=== Exercise prompt ===
Read through the records. Copy each line that has the word "Hospital".

::::::::::

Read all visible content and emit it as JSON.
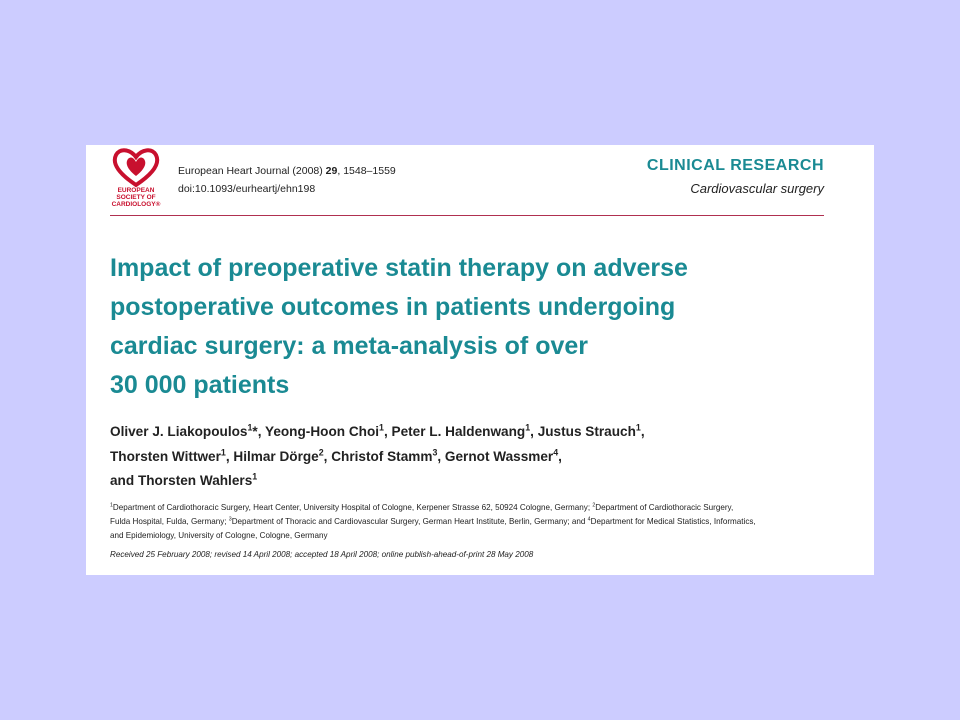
{
  "header": {
    "logo_text": [
      "EUROPEAN",
      "SOCIETY OF",
      "CARDIOLOGY®"
    ],
    "journal_line": [
      {
        "text": "European Heart Journal (2008) "
      },
      {
        "bold": "29"
      },
      {
        "text": ", 1548–1559"
      }
    ],
    "doi": "doi:10.1093/eurheartj/ehn198",
    "section": "CLINICAL RESEARCH",
    "subsection": "Cardiovascular surgery"
  },
  "title": [
    "Impact of preoperative statin therapy on adverse",
    "postoperative outcomes in patients undergoing",
    "cardiac surgery: a meta-analysis of over",
    "30 000 patients"
  ],
  "authors": [
    [
      {
        "text": "Oliver J. Liakopoulos"
      },
      {
        "sup": "1"
      },
      {
        "text": "*, Yeong-Hoon Choi"
      },
      {
        "sup": "1"
      },
      {
        "text": ", Peter L. Haldenwang"
      },
      {
        "sup": "1"
      },
      {
        "text": ", Justus Strauch"
      },
      {
        "sup": "1"
      },
      {
        "text": ","
      }
    ],
    [
      {
        "text": "Thorsten Wittwer"
      },
      {
        "sup": "1"
      },
      {
        "text": ", Hilmar Dörge"
      },
      {
        "sup": "2"
      },
      {
        "text": ", Christof Stamm"
      },
      {
        "sup": "3"
      },
      {
        "text": ", Gernot Wassmer"
      },
      {
        "sup": "4"
      },
      {
        "text": ","
      }
    ],
    [
      {
        "text": "and Thorsten Wahlers"
      },
      {
        "sup": "1"
      }
    ]
  ],
  "affiliations": [
    [
      {
        "sup": "1"
      },
      {
        "text": "Department of Cardiothoracic Surgery, Heart Center, University Hospital of Cologne, Kerpener Strasse 62, 50924 Cologne, Germany; "
      },
      {
        "sup": "2"
      },
      {
        "text": "Department of Cardiothoracic Surgery,"
      }
    ],
    [
      {
        "text": "Fulda Hospital, Fulda, Germany; "
      },
      {
        "sup": "3"
      },
      {
        "text": "Department of Thoracic and Cardiovascular Surgery, German Heart Institute, Berlin, Germany; and "
      },
      {
        "sup": "4"
      },
      {
        "text": "Department for Medical Statistics, Informatics,"
      }
    ],
    [
      {
        "text": "and Epidemiology, University of Cologne, Cologne, Germany"
      }
    ]
  ],
  "received": "Received 25 February 2008; revised 14 April 2008; accepted 18 April 2008; online publish-ahead-of-print 28 May 2008"
}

::::::::::

=== Written response ===
        "text": "Department of Cardiothoracic Surgery, Heart Center, University Hospital of Cologne, Kerpener Strasse 62, 50924 Cologne, Germany; "
        "text": "Fulda Hospital, Fulda, Germany; "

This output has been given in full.